◆ STATED TASK ◆
Copy out every line in the entries below that includes "color".

— start PROVIDED INFORMATION —

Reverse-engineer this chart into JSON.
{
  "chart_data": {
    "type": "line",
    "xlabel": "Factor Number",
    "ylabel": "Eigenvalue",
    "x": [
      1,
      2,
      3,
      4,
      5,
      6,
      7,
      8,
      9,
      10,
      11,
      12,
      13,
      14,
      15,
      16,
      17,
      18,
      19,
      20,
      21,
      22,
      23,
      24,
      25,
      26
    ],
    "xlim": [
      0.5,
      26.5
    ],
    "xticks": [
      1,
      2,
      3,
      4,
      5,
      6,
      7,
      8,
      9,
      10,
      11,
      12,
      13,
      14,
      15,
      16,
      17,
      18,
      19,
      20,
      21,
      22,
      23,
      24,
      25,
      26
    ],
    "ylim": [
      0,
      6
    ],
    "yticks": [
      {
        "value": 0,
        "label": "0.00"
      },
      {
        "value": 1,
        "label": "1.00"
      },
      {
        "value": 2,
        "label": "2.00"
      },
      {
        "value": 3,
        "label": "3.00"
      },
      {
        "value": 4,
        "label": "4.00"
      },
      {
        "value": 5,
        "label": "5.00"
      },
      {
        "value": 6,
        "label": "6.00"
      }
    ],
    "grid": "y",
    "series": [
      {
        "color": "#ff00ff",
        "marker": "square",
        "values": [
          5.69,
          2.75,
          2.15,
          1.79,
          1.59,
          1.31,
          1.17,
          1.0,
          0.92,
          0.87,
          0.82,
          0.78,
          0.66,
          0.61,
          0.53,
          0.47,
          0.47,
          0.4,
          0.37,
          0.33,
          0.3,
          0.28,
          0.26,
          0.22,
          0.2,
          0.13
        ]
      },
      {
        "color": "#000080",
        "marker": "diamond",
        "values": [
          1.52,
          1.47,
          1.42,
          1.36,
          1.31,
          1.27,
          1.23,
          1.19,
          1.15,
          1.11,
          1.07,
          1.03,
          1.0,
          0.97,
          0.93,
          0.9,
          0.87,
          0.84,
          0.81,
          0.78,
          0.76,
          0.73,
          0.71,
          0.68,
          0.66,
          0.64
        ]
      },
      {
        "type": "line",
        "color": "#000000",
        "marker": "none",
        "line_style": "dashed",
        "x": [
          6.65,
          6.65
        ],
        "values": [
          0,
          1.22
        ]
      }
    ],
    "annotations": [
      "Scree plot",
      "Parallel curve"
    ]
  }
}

— end PROVIDED INFORMATION —

◆ ANSWER BELOW ◆
        "color": "#ff00ff",
        "color": "#000080",
        "color": "#000000",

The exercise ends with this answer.